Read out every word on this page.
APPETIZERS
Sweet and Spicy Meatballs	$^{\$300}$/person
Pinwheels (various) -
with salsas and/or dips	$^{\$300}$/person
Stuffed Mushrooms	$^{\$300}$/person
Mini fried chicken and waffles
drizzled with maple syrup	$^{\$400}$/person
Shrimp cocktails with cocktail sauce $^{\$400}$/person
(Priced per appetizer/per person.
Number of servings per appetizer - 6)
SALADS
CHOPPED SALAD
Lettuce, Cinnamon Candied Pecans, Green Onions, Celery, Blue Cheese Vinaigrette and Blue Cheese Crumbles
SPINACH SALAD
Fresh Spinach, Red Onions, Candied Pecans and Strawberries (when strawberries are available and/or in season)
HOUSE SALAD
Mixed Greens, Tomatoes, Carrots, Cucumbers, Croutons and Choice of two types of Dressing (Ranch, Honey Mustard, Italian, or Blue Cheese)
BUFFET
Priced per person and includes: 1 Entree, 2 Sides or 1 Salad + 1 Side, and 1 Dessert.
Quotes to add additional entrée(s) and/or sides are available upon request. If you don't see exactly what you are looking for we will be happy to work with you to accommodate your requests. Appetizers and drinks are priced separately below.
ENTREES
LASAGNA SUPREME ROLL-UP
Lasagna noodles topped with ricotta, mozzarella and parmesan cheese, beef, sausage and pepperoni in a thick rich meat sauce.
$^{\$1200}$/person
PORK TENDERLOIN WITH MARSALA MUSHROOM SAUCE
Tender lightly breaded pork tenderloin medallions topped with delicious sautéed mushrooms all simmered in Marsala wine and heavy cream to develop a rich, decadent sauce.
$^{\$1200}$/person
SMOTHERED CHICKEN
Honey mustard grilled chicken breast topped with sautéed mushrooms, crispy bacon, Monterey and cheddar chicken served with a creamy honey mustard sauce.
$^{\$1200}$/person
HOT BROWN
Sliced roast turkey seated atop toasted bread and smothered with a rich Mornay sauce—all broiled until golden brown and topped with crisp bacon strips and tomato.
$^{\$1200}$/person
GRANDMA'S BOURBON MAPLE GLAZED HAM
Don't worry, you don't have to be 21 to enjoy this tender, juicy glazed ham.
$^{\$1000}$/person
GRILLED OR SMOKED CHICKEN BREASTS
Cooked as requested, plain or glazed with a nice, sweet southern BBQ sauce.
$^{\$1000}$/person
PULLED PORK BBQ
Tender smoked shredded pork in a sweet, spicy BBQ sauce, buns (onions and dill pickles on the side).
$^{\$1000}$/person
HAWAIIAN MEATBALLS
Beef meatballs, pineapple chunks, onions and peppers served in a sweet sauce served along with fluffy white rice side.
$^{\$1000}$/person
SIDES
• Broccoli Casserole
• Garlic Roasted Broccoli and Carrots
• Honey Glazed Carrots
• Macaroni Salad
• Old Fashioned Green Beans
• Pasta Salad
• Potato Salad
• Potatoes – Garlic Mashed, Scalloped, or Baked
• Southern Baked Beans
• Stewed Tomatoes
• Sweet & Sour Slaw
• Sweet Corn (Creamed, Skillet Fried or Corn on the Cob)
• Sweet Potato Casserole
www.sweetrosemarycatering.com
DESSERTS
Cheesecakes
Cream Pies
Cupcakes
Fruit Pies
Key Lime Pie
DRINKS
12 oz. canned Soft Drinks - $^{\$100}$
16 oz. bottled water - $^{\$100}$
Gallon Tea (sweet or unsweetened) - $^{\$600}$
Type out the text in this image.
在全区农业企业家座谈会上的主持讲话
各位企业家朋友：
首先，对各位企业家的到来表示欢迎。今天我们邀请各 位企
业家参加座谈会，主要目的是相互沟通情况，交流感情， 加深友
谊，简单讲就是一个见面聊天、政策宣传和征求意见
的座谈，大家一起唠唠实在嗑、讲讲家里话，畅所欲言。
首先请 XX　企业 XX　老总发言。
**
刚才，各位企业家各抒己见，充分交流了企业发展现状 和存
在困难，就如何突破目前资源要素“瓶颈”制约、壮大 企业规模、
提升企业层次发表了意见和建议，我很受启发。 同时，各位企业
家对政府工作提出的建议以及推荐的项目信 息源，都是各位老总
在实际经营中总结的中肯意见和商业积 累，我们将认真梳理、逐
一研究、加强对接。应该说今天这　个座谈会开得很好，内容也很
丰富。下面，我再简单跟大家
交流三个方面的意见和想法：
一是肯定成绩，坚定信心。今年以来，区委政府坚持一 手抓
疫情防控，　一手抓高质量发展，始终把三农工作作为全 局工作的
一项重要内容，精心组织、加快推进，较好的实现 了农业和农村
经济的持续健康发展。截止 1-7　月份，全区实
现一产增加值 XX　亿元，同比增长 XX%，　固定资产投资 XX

◇ ◇ ◇

WORK TO BE COMPLETED: Write out again, exactly, the lines from the one holding "Type out the text in this image." through the end of the listing, with both ends included.

RESULT OF THIS TASK:
Type out the text in this image.
在全区农业企业家座谈会上的主持讲话
各位企业家朋友：
首先，对各位企业家的到来表示欢迎。今天我们邀请各 位企
业家参加座谈会，主要目的是相互沟通情况，交流感情， 加深友
谊，简单讲就是一个见面聊天、政策宣传和征求意见
的座谈，大家一起唠唠实在嗑、讲讲家里话，畅所欲言。
首先请 XX　企业 XX　老总发言。
**
刚才，各位企业家各抒己见，充分交流了企业发展现状 和存
在困难，就如何突破目前资源要素“瓶颈”制约、壮大 企业规模、
提升企业层次发表了意见和建议，我很受启发。 同时，各位企业
家对政府工作提出的建议以及推荐的项目信 息源，都是各位老总
在实际经营中总结的中肯意见和商业积 累，我们将认真梳理、逐
一研究、加强对接。应该说今天这　个座谈会开得很好，内容也很
丰富。下面，我再简单跟大家
交流三个方面的意见和想法：
一是肯定成绩，坚定信心。今年以来，区委政府坚持一 手抓
疫情防控，　一手抓高质量发展，始终把三农工作作为全 局工作的
一项重要内容，精心组织、加快推进，较好的实现 了农业和农村
经济的持续健康发展。截止 1-7　月份，全区实
现一产增加值 XX　亿元，同比增长 XX%，　固定资产投资 XX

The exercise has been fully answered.